--- Begin DATA SHOWN ---

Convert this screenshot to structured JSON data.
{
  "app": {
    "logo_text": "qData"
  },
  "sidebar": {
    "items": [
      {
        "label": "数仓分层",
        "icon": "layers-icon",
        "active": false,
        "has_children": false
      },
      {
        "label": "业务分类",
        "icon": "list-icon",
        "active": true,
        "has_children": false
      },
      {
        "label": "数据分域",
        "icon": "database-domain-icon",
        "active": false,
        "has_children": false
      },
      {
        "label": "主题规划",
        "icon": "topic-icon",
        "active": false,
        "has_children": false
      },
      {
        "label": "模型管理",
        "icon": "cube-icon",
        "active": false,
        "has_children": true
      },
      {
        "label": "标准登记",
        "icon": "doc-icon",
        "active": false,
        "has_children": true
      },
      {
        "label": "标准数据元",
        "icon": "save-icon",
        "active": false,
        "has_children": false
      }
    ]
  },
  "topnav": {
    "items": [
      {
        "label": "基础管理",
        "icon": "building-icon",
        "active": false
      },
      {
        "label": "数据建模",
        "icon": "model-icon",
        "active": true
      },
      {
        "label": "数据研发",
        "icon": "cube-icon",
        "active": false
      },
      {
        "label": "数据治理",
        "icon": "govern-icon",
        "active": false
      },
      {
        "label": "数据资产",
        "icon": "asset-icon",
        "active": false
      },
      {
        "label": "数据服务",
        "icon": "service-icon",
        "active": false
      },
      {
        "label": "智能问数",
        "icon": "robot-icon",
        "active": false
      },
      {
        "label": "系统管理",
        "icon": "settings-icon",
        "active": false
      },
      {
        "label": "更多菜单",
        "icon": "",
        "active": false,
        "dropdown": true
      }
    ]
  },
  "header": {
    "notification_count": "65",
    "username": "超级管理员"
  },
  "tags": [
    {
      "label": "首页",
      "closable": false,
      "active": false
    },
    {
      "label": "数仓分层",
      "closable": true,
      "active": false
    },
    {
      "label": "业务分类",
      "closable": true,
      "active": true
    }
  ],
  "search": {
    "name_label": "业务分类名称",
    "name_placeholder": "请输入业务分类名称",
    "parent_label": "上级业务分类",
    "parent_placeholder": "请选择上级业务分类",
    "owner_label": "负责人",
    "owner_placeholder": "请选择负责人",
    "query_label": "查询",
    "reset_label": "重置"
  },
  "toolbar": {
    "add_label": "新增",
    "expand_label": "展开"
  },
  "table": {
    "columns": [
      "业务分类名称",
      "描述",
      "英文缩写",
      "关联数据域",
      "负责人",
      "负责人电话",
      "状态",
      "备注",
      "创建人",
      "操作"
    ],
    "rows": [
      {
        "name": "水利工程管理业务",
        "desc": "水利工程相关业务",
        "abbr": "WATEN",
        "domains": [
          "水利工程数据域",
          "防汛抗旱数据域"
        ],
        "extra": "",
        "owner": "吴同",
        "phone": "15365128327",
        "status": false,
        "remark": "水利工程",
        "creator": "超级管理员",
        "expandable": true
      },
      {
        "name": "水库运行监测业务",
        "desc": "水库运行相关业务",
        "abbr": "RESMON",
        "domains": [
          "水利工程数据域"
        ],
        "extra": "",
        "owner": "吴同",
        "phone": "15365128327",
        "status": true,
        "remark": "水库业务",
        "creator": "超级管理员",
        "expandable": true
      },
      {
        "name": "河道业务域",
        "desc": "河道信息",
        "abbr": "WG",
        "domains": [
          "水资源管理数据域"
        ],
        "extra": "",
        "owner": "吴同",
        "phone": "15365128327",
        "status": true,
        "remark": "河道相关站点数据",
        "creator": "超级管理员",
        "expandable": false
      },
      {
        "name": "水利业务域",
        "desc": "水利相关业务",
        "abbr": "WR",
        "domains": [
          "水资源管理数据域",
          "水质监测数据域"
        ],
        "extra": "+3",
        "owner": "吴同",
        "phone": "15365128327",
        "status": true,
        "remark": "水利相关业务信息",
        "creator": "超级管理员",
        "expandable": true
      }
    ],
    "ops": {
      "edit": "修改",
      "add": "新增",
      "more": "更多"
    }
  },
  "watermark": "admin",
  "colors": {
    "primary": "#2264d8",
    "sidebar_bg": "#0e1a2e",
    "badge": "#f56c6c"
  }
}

--- End DATA SHOWN ---

**SET EXERCISE:**
Above are the records; copy all of them exactly.

**WRITTEN REPLY:**
Convert this screenshot to structured JSON data.
{
  "app": {
    "logo_text": "qData"
  },
  "sidebar": {
    "items": [
      {
        "label": "数仓分层",
        "icon": "layers-icon",
        "active": false,
        "has_children": false
      },
      {
        "label": "业务分类",
        "icon": "list-icon",
        "active": true,
        "has_children": false
      },
      {
        "label": "数据分域",
        "icon": "database-domain-icon",
        "active": false,
        "has_children": false
      },
      {
        "label": "主题规划",
        "icon": "topic-icon",
        "active": false,
        "has_children": false
      },
      {
        "label": "模型管理",
        "icon": "cube-icon",
        "active": false,
        "has_children": true
      },
      {
        "label": "标准登记",
        "icon": "doc-icon",
        "active": false,
        "has_children": true
      },
      {
        "label": "标准数据元",
        "icon": "save-icon",
        "active": false,
        "has_children": false
      }
    ]
  },
  "topnav": {
    "items": [
      {
        "label": "基础管理",
        "icon": "building-icon",
        "active": false
      },
      {
        "label": "数据建模",
        "icon": "model-icon",
        "active": true
      },
      {
        "label": "数据研发",
        "icon": "cube-icon",
        "active": false
      },
      {
        "label": "数据治理",
        "icon": "govern-icon",
        "active": false
      },
      {
        "label": "数据资产",
        "icon": "asset-icon",
        "active": false
      },
      {
        "label": "数据服务",
        "icon": "service-icon",
        "active": false
      },
      {
        "label": "智能问数",
        "icon": "robot-icon",
        "active": false
      },
      {
        "label": "系统管理",
        "icon": "settings-icon",
        "active": false
      },
      {
        "label": "更多菜单",
        "icon": "",
        "active": false,
        "dropdown": true
      }
    ]
  },
  "header": {
    "notification_count": "65",
    "username": "超级管理员"
  },
  "tags": [
    {
      "label": "首页",
      "closable": false,
      "active": false
    },
    {
      "label": "数仓分层",
      "closable": true,
      "active": false
    },
    {
      "label": "业务分类",
      "closable": true,
      "active": true
    }
  ],
  "search": {
    "name_label": "业务分类名称",
    "name_placeholder": "请输入业务分类名称",
    "parent_label": "上级业务分类",
    "parent_placeholder": "请选择上级业务分类",
    "owner_label": "负责人",
    "owner_placeholder": "请选择负责人",
    "query_label": "查询",
    "reset_label": "重置"
  },
  "toolbar": {
    "add_label": "新增",
    "expand_label": "展开"
  },
  "table": {
    "columns": [
      "业务分类名称",
      "描述",
      "英文缩写",
      "关联数据域",
      "负责人",
      "负责人电话",
      "状态",
      "备注",
      "创建人",
      "操作"
    ],
    "rows": [
      {
        "name": "水利工程管理业务",
        "desc": "水利工程相关业务",
        "abbr": "WATEN",
        "domains": [
          "水利工程数据域",
          "防汛抗旱数据域"
        ],
        "extra": "",
        "owner": "吴同",
        "phone": "15365128327",
        "status": false,
        "remark": "水利工程",
        "creator": "超级管理员",
        "expandable": true
      },
      {
        "name": "水库运行监测业务",
        "desc": "水库运行相关业务",
        "abbr": "RESMON",
        "domains": [
          "水利工程数据域"
        ],
        "extra": "",
        "owner": "吴同",
        "phone": "15365128327",
        "status": true,
        "remark": "水库业务",
        "creator": "超级管理员",
        "expandable": true
      },
      {
        "name": "河道业务域",
        "desc": "河道信息",
        "abbr": "WG",
        "domains": [
          "水资源管理数据域"
        ],
        "extra": "",
        "owner": "吴同",
        "phone": "15365128327",
        "status": true,
        "remark": "河道相关站点数据",
        "creator": "超级管理员",
        "expandable": false
      },
      {
        "name": "水利业务域",
        "desc": "水利相关业务",
        "abbr": "WR",
        "domains": [
          "水资源管理数据域",
          "水质监测数据域"
        ],
        "extra": "+3",
        "owner": "吴同",
        "phone": "15365128327",
        "status": true,
        "remark": "水利相关业务信息",
        "creator": "超级管理员",
        "expandable": true
      }
    ],
    "ops": {
      "edit": "修改",
      "add": "新增",
      "more": "更多"
    }
  },
  "watermark": "admin",
  "colors": {
    "primary": "#2264d8",
    "sidebar_bg": "#0e1a2e",
    "badge": "#f56c6c"
  }
}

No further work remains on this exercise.